Avon Riley

No. 53, 99
- Position: Linebacker

Personal information
- Born: February 10, 1958 Savannah, Georgia, U.S.
- Died: July 2, 2020 (aged 62) Houston, Texas, U.S.
- Listed height: 6 ft 3 in (1.91 m)
- Listed weight: 230 lb (104 kg)

Career information
- High school: Savannah
- College: UCLA
- NFL draft: 1981: 9th round, 243rd overall pick

Career history
- Houston Oilers (1981–1986); Pittsburgh Steelers (1987); Miami Dolphins (1997)*;
- * Offseason or practice squad member only

Awards and highlights
- First-team All-Pac-10 (1980);

Career NFL statistics
- Sacks: 6.5
- Interceptions: 3
- Fumble recoveries: 6
- Stats at Pro Football Reference

= Avon Riley =

American football player (1958–2020)

Avon Riley (February 10, 1958 – July 2, 2020) was an American professional football player who was a linebacker in the National Football League (NFL). He was selected by the Houston Oilers in the ninth round of the 1981 NFL draft. He played college football for the UCLA Bruins. Riley also played for the Pittsburgh Steelers.

He died on July 2, 2020, in Houston, Texas, at age 62.

GIVEN DATA:
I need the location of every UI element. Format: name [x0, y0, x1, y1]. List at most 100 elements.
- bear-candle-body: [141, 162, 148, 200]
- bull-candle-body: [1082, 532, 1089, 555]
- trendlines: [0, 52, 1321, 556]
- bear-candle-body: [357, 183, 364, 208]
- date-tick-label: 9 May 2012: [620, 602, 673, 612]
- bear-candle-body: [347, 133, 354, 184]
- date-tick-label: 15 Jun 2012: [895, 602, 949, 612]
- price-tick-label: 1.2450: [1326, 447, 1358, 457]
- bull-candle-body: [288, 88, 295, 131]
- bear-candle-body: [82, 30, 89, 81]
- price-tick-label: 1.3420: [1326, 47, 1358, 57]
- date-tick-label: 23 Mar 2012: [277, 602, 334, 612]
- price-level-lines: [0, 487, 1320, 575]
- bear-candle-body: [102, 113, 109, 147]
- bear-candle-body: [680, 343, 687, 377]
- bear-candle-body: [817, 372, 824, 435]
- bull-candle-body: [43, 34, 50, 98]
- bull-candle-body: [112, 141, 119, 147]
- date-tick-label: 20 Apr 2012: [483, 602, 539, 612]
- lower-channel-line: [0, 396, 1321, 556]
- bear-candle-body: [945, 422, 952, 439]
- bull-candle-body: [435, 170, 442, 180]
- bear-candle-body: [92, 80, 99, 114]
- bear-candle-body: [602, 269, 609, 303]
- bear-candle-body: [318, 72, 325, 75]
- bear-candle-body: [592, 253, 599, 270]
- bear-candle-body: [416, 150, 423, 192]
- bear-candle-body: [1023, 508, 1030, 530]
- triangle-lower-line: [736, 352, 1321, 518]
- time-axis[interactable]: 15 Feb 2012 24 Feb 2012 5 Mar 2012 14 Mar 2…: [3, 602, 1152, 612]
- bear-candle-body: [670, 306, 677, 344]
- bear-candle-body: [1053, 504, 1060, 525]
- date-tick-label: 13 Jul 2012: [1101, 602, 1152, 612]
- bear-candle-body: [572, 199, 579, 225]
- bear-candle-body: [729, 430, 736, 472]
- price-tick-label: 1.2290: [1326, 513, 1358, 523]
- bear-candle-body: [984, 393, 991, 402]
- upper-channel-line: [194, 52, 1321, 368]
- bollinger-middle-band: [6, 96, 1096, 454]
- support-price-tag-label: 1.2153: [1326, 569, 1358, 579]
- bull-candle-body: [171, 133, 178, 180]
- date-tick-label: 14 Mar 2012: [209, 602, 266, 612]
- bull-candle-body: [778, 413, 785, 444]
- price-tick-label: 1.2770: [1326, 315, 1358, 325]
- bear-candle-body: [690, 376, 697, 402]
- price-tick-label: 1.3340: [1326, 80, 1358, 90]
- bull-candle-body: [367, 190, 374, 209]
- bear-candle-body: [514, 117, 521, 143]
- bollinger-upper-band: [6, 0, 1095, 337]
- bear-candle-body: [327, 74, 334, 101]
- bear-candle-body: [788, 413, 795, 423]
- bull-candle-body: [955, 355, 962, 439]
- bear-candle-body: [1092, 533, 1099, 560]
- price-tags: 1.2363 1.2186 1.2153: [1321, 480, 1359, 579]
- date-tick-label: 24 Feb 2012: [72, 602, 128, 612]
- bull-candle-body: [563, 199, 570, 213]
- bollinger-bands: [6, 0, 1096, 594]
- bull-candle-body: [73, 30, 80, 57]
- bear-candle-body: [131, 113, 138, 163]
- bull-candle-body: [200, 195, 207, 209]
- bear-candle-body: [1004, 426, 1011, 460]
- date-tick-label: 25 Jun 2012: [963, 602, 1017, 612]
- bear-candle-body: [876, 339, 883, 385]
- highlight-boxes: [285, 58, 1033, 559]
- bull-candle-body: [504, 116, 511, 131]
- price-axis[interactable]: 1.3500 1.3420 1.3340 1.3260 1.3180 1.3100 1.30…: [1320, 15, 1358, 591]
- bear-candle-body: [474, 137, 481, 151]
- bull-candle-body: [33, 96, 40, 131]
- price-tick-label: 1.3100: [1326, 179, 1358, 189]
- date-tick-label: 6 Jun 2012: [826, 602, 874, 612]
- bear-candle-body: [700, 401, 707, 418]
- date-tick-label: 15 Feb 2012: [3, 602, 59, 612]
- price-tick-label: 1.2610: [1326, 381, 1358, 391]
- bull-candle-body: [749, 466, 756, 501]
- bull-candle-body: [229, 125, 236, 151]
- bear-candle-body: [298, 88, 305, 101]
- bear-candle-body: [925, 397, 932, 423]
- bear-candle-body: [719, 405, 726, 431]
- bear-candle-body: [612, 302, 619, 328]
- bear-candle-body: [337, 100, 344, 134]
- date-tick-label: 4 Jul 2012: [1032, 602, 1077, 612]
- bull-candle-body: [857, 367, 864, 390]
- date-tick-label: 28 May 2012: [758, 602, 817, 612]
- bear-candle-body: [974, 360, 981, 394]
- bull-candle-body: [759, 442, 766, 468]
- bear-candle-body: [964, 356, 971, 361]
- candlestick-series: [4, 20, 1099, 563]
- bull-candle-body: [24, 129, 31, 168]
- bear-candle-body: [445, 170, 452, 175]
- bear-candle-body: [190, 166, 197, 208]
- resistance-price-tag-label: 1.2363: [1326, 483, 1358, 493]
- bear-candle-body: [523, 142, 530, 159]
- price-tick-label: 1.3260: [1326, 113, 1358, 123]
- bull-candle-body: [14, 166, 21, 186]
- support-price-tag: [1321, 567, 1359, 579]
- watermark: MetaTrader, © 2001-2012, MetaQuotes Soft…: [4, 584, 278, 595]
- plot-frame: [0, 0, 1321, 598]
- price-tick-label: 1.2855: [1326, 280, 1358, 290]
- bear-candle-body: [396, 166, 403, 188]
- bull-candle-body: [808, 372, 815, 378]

TASK REQUIREMENTS:
Copy the Avon Riley article word for word, starting at the words "American football player" and ending after "the Pittsburgh Steelers.". None of the rows matter for this.

SOLUTION TO THE PROBLEM:
American football player (1958–2020)

Avon Riley (February 10, 1958 – July 2, 2020) was an American professional football player who was a linebacker in the National Football League (NFL). He was selected by the Houston Oilers in the ninth round of the 1981 NFL draft. He played college football for the UCLA Bruins. Riley also played for the Pittsburgh Steelers.